Objective: State how many lines of the entries below hold the word "name"; reply with nothing but the number.

Data section:
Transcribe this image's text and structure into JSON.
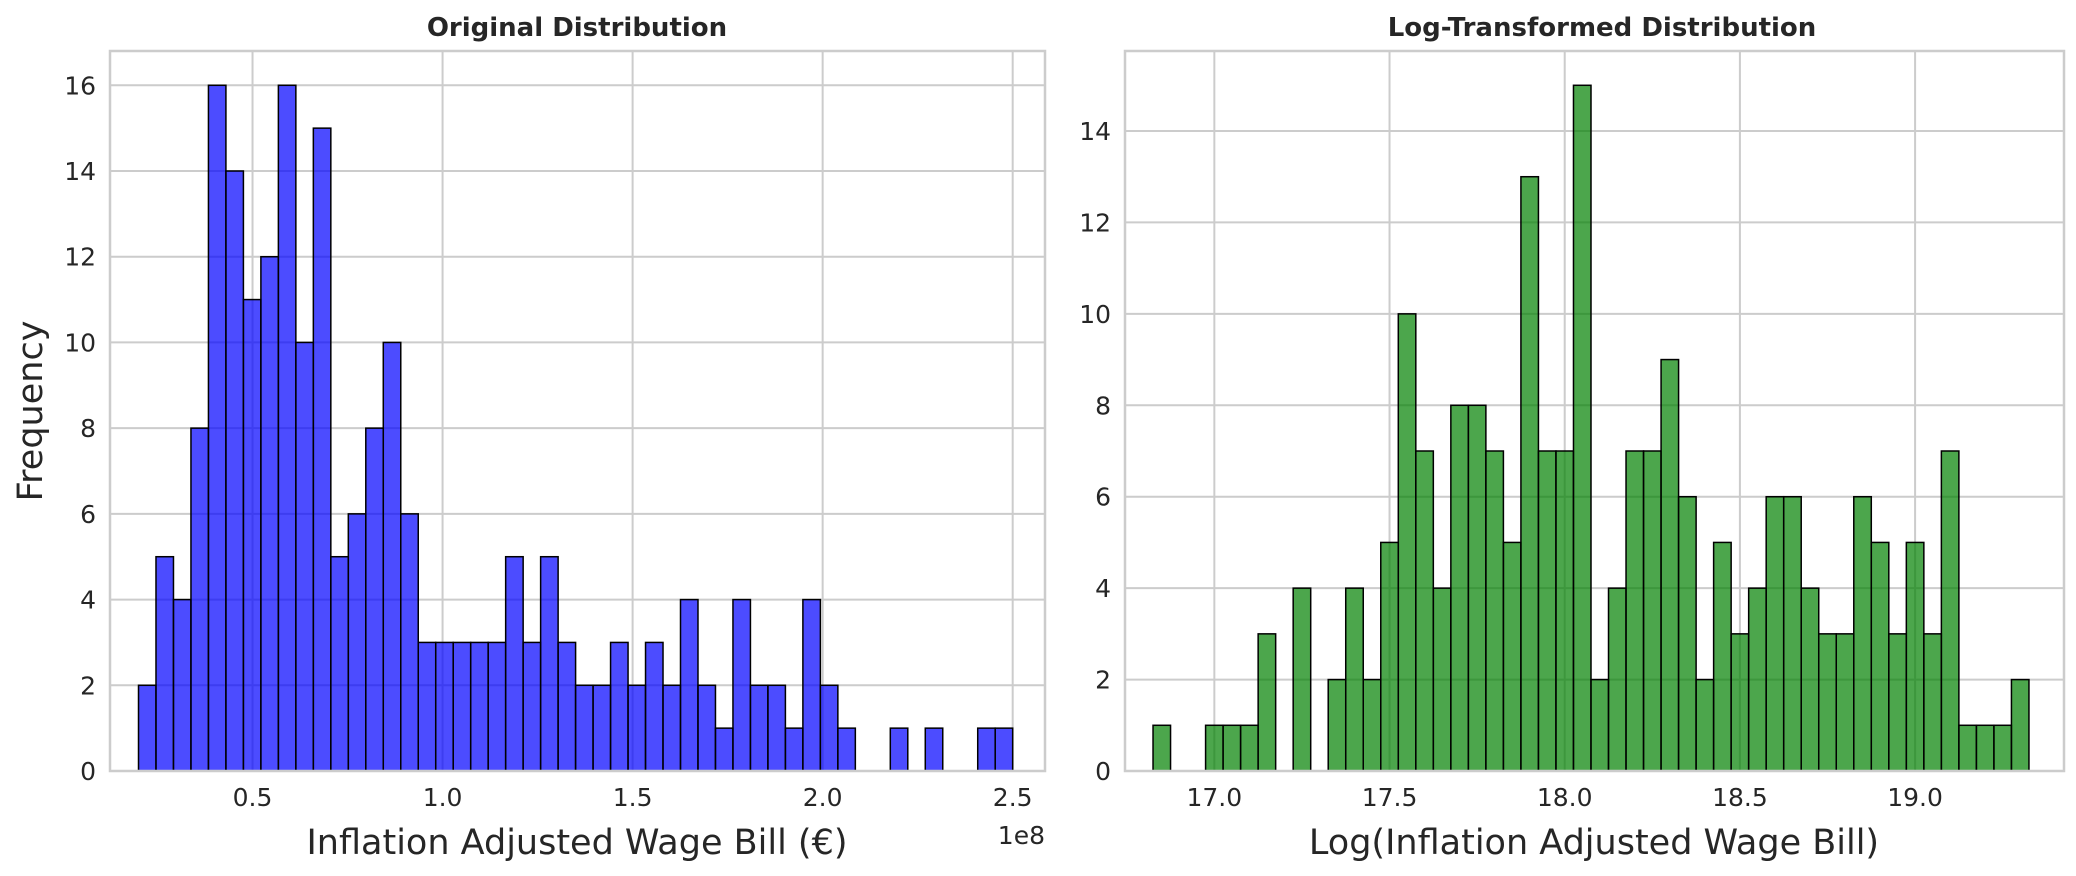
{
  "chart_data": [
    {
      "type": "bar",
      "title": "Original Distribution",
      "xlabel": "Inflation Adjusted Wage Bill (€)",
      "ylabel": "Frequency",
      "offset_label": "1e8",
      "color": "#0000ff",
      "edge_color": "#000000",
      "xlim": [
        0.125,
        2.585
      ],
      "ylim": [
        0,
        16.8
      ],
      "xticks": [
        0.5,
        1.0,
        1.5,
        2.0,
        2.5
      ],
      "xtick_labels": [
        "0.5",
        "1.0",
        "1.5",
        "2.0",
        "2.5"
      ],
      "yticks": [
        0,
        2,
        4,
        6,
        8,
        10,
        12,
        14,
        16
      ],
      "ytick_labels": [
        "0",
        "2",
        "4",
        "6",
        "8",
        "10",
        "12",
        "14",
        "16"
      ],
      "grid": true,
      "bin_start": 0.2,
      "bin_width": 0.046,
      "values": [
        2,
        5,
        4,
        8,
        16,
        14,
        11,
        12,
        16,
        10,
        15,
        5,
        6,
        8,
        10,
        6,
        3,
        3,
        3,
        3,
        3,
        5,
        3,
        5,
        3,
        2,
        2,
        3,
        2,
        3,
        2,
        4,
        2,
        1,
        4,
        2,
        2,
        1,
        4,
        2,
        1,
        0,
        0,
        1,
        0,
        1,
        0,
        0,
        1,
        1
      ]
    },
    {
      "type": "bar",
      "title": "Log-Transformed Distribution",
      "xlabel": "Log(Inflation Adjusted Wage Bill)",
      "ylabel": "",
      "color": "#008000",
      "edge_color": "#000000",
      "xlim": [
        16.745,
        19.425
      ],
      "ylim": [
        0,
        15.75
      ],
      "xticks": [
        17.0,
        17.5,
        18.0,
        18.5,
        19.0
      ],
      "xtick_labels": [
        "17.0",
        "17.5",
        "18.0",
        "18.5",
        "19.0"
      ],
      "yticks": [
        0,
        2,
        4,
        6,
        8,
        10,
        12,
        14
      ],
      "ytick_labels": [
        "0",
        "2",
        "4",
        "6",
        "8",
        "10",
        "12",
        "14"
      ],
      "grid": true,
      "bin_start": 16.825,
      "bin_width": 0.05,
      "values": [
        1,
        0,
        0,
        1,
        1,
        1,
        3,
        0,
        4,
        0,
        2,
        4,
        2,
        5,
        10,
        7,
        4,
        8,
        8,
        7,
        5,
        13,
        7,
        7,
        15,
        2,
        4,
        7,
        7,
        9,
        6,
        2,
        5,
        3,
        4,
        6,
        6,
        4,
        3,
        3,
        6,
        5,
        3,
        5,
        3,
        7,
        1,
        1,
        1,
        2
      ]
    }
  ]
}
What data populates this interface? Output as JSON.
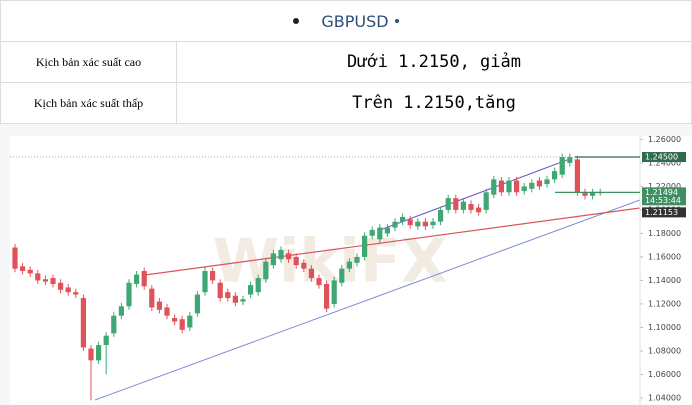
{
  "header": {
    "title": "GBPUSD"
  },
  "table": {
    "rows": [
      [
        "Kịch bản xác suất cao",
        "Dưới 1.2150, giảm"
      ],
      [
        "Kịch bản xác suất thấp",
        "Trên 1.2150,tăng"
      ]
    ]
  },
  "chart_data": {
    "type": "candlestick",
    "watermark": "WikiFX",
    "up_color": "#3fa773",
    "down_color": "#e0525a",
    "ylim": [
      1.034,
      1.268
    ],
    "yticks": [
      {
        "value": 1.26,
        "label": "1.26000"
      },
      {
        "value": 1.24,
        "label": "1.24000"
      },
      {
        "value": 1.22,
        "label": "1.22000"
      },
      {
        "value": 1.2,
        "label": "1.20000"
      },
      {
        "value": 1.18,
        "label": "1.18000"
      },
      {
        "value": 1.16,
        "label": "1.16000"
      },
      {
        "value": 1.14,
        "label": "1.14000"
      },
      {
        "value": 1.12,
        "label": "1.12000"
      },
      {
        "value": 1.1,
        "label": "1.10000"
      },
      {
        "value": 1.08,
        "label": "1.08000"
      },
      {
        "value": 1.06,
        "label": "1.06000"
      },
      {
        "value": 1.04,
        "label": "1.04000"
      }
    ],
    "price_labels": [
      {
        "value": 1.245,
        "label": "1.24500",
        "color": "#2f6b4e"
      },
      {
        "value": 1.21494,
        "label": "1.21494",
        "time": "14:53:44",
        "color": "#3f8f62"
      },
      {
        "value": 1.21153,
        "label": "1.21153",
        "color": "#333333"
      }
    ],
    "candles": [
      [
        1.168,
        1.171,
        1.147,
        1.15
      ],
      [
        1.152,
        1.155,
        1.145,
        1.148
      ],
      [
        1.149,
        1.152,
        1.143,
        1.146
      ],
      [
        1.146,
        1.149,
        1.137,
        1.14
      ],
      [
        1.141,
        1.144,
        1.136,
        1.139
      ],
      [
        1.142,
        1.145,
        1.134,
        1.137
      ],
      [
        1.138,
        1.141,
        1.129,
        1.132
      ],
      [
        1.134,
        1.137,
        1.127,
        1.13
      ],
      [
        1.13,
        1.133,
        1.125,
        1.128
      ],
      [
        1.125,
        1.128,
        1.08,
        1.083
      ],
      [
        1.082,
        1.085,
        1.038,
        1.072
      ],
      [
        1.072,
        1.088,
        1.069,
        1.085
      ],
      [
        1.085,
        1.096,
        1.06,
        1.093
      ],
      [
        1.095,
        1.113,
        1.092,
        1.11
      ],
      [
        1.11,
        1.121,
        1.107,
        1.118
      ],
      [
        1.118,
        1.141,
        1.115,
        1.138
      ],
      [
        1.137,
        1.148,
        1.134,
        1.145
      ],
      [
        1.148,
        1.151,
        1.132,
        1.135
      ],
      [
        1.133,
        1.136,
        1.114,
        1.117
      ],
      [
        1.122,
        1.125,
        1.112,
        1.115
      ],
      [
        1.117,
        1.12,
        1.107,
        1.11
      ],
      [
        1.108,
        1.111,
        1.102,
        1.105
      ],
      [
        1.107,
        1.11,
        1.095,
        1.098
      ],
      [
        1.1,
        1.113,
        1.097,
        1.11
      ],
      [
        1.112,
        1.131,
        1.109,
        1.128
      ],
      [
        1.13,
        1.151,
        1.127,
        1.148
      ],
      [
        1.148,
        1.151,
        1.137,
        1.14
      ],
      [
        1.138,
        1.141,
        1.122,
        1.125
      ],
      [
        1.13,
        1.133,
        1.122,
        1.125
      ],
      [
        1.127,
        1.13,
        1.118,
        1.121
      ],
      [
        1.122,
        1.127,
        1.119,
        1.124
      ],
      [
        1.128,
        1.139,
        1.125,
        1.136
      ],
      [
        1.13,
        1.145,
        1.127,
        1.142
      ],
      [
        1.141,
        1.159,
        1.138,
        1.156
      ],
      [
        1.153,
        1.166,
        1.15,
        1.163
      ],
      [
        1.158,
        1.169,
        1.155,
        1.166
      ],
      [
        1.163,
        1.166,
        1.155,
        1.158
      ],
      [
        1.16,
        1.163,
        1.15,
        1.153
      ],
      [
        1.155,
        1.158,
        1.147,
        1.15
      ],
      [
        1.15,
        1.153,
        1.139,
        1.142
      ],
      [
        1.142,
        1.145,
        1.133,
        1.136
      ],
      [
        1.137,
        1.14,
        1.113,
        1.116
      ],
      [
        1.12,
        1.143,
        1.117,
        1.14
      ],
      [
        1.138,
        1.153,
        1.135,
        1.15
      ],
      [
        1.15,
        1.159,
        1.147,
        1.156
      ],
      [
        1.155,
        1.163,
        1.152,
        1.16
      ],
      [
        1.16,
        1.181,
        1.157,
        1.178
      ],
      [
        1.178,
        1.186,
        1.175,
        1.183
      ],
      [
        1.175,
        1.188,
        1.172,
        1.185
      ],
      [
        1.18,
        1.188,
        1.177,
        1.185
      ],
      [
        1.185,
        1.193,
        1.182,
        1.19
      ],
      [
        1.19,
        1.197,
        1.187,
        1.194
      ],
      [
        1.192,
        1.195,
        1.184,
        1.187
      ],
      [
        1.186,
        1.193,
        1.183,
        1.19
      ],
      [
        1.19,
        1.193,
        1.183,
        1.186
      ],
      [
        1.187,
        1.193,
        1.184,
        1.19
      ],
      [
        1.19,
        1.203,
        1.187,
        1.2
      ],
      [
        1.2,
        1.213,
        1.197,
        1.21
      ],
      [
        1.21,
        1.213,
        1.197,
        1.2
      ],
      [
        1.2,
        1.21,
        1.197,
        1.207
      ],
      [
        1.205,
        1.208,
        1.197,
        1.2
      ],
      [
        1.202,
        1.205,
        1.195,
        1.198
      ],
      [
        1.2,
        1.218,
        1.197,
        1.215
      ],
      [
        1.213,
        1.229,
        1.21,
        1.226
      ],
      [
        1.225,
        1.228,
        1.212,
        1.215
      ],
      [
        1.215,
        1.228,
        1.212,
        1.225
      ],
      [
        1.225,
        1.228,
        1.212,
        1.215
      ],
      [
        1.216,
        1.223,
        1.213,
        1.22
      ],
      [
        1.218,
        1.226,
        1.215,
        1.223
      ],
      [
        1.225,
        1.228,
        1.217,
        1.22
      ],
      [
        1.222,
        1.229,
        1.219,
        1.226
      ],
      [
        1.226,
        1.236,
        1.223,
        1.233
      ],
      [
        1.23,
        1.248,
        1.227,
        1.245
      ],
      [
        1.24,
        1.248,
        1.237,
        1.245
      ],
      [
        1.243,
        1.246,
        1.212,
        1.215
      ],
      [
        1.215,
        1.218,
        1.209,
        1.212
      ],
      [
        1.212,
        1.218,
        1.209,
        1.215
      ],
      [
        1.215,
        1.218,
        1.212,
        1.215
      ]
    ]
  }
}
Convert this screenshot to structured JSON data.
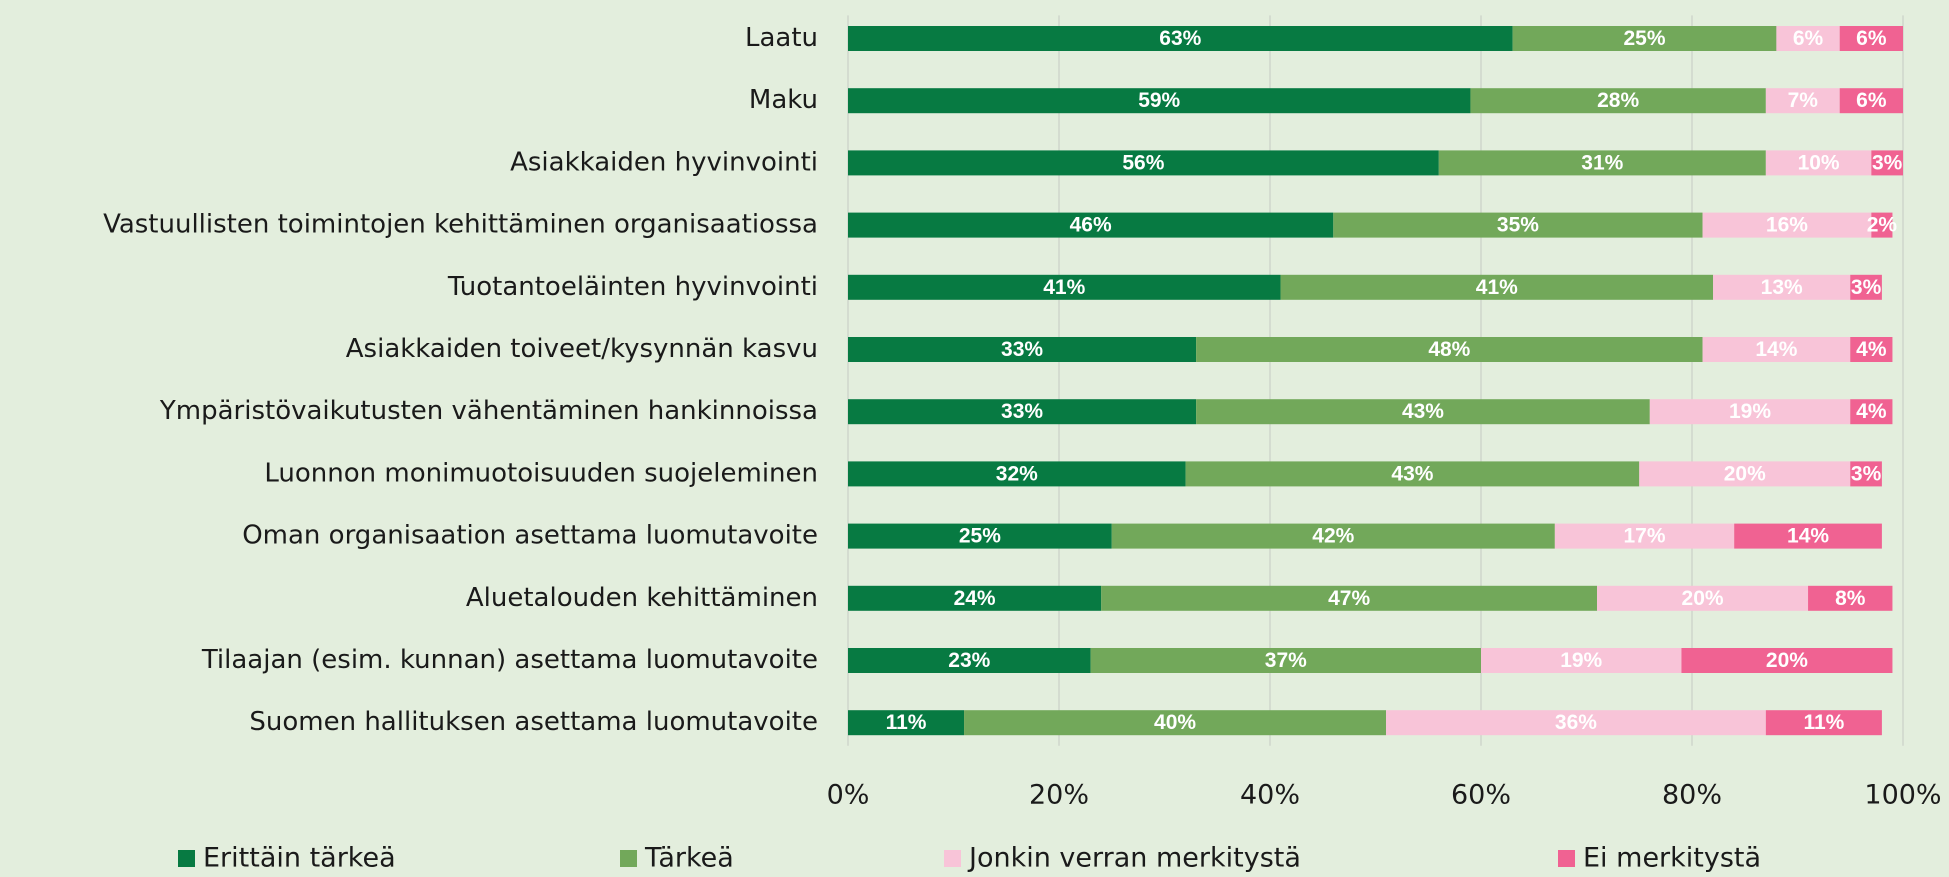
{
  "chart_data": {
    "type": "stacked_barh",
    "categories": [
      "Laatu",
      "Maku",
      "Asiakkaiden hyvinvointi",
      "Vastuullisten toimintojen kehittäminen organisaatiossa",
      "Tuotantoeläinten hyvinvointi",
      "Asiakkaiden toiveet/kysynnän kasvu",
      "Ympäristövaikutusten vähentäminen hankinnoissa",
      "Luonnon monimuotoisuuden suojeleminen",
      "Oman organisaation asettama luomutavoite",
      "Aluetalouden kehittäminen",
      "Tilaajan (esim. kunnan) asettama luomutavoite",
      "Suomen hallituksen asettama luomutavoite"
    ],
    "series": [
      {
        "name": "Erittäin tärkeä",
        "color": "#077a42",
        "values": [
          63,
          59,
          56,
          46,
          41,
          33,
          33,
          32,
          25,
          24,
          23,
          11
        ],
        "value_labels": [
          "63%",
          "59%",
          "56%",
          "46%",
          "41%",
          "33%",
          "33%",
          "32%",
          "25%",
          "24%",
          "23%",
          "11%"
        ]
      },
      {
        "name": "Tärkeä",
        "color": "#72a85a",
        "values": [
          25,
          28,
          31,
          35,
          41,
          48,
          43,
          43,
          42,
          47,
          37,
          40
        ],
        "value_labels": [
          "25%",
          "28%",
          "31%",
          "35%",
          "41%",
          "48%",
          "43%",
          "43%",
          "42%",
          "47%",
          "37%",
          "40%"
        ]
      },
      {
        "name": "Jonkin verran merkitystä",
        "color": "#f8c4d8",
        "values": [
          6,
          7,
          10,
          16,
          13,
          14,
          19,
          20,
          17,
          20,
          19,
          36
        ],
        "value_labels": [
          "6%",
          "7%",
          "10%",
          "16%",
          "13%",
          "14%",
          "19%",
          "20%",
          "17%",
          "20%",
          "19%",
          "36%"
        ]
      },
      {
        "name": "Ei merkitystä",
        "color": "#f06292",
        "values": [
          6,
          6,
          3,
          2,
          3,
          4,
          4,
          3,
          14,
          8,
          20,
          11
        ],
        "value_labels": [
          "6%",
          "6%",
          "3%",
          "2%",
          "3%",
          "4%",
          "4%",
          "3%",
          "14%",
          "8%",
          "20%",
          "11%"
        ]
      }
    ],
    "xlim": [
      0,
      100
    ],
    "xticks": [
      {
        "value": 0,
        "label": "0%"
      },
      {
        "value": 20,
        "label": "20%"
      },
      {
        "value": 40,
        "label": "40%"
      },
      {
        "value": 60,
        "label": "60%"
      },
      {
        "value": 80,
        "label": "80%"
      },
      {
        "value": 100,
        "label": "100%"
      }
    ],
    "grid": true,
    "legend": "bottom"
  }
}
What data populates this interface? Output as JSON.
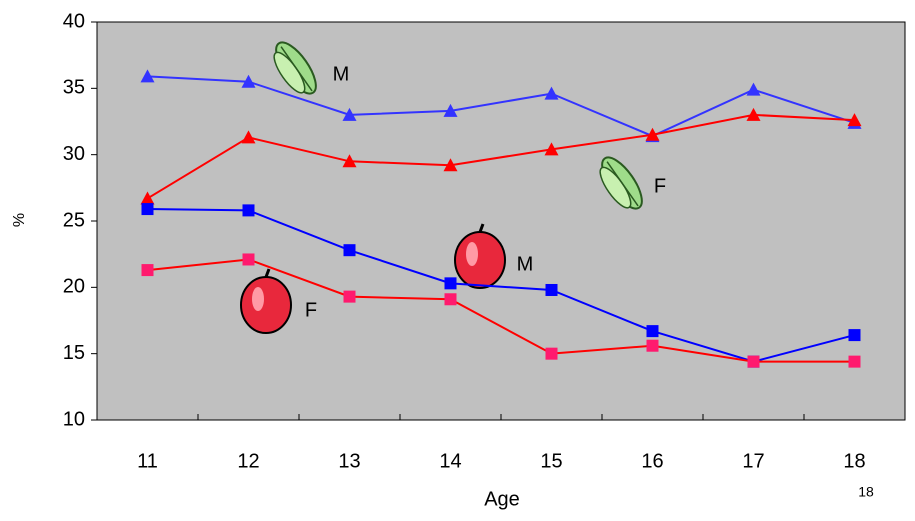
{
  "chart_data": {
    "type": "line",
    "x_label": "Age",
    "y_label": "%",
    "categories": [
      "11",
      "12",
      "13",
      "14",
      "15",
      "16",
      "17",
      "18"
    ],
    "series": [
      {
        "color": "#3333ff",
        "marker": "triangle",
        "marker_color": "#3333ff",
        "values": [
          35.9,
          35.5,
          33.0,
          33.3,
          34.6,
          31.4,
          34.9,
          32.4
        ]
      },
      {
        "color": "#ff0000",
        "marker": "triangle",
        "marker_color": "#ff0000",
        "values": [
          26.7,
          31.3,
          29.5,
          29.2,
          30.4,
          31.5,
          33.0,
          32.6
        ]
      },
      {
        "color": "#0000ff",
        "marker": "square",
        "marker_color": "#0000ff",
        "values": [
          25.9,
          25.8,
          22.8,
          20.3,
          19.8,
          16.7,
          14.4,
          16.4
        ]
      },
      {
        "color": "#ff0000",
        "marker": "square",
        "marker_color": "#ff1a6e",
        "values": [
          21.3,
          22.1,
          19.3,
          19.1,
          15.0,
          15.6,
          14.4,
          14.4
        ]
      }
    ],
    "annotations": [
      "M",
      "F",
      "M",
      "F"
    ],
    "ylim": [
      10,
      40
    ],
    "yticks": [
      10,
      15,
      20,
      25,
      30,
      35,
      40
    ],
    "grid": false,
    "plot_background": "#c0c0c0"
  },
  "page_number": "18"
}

Answer in full: 4